> [Data supplied]:
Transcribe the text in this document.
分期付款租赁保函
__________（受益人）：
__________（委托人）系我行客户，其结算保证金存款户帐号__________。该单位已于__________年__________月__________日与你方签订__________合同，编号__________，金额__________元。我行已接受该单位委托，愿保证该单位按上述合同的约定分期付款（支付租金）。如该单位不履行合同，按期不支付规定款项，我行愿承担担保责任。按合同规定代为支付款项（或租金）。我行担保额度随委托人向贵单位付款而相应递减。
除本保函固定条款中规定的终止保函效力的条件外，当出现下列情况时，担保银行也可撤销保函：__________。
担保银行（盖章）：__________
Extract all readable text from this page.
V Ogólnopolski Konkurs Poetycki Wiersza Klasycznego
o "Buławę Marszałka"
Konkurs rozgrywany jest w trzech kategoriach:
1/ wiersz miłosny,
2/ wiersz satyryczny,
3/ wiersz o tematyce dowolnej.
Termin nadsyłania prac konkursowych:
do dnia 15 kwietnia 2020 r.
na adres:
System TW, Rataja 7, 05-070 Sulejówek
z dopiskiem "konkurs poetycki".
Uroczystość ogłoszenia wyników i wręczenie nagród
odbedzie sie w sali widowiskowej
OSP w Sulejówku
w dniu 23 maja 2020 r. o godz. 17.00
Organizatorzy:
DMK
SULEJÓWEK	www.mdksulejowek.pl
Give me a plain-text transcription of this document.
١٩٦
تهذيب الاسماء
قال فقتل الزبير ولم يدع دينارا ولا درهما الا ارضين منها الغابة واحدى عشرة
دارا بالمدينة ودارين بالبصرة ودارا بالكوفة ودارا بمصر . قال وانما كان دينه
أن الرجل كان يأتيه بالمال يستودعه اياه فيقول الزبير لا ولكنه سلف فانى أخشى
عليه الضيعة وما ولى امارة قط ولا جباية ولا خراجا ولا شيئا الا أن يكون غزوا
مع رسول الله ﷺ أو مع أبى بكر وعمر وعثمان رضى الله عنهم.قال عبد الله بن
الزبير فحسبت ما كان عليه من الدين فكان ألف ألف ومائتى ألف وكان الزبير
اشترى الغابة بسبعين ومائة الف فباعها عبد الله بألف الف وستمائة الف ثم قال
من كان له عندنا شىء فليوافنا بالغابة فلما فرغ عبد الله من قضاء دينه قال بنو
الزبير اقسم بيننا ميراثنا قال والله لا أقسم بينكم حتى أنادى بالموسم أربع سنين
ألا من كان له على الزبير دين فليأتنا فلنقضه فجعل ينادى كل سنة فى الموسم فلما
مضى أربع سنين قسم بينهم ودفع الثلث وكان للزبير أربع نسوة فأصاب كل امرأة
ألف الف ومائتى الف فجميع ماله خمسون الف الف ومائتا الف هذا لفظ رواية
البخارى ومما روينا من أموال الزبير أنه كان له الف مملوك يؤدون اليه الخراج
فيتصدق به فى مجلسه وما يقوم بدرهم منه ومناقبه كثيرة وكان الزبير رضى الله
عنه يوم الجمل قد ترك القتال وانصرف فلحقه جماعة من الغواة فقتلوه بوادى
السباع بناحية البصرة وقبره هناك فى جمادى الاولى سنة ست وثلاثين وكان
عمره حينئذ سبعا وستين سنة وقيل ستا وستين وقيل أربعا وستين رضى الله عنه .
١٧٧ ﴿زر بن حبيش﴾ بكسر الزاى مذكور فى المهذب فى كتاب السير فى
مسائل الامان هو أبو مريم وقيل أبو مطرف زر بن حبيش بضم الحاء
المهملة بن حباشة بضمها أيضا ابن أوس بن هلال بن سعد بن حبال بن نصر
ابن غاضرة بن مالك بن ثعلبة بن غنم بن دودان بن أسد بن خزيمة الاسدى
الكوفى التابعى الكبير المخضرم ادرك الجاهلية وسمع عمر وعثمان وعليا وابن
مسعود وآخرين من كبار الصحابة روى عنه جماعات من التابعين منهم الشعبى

> [Exercise]: Exactly as they are written, print the entries again.

> [Reply]:
Transcribe the text in this document.
分期付款租赁保函
__________（受益人）：
__________（委托人）系我行客户，其结算保证金存款户帐号__________。该单位已于__________年__________月__________日与你方签订__________合同，编号__________，金额__________元。我行已接受该单位委托，愿保证该单位按上述合同的约定分期付款（支付租金）。如该单位不履行合同，按期不支付规定款项，我行愿承担担保责任。按合同规定代为支付款项（或租金）。我行担保额度随委托人向贵单位付款而相应递减。
除本保函固定条款中规定的终止保函效力的条件外，当出现下列情况时，担保银行也可撤销保函：__________。
担保银行（盖章）：__________
Extract all readable text from this page.
V Ogólnopolski Konkurs Poetycki Wiersza Klasycznego
o "Buławę Marszałka"
Konkurs rozgrywany jest w trzech kategoriach:
1/ wiersz miłosny,
2/ wiersz satyryczny,
3/ wiersz o tematyce dowolnej.
Termin nadsyłania prac konkursowych:
do dnia 15 kwietnia 2020 r.
na adres:
System TW, Rataja 7, 05-070 Sulejówek
z dopiskiem "konkurs poetycki".
Uroczystość ogłoszenia wyników i wręczenie nagród
odbedzie sie w sali widowiskowej
OSP w Sulejówku
w dniu 23 maja 2020 r. o godz. 17.00
Organizatorzy:
DMK
SULEJÓWEK	www.mdksulejowek.pl
Give me a plain-text transcription of this document.
١٩٦
تهذيب الاسماء
قال فقتل الزبير ولم يدع دينارا ولا درهما الا ارضين منها الغابة واحدى عشرة
دارا بالمدينة ودارين بالبصرة ودارا بالكوفة ودارا بمصر . قال وانما كان دينه
أن الرجل كان يأتيه بالمال يستودعه اياه فيقول الزبير لا ولكنه سلف فانى أخشى
عليه الضيعة وما ولى امارة قط ولا جباية ولا خراجا ولا شيئا الا أن يكون غزوا
مع رسول الله ﷺ أو مع أبى بكر وعمر وعثمان رضى الله عنهم.قال عبد الله بن
الزبير فحسبت ما كان عليه من الدين فكان ألف ألف ومائتى ألف وكان الزبير
اشترى الغابة بسبعين ومائة الف فباعها عبد الله بألف الف وستمائة الف ثم قال
من كان له عندنا شىء فليوافنا بالغابة فلما فرغ عبد الله من قضاء دينه قال بنو
الزبير اقسم بيننا ميراثنا قال والله لا أقسم بينكم حتى أنادى بالموسم أربع سنين
ألا من كان له على الزبير دين فليأتنا فلنقضه فجعل ينادى كل سنة فى الموسم فلما
مضى أربع سنين قسم بينهم ودفع الثلث وكان للزبير أربع نسوة فأصاب كل امرأة
ألف الف ومائتى الف فجميع ماله خمسون الف الف ومائتا الف هذا لفظ رواية
البخارى ومما روينا من أموال الزبير أنه كان له الف مملوك يؤدون اليه الخراج
فيتصدق به فى مجلسه وما يقوم بدرهم منه ومناقبه كثيرة وكان الزبير رضى الله
عنه يوم الجمل قد ترك القتال وانصرف فلحقه جماعة من الغواة فقتلوه بوادى
السباع بناحية البصرة وقبره هناك فى جمادى الاولى سنة ست وثلاثين وكان
عمره حينئذ سبعا وستين سنة وقيل ستا وستين وقيل أربعا وستين رضى الله عنه .
١٧٧ ﴿زر بن حبيش﴾ بكسر الزاى مذكور فى المهذب فى كتاب السير فى
مسائل الامان هو أبو مريم وقيل أبو مطرف زر بن حبيش بضم الحاء
المهملة بن حباشة بضمها أيضا ابن أوس بن هلال بن سعد بن حبال بن نصر
ابن غاضرة بن مالك بن ثعلبة بن غنم بن دودان بن أسد بن خزيمة الاسدى
الكوفى التابعى الكبير المخضرم ادرك الجاهلية وسمع عمر وعثمان وعليا وابن
مسعود وآخرين من كبار الصحابة روى عنه جماعات من التابعين منهم الشعبى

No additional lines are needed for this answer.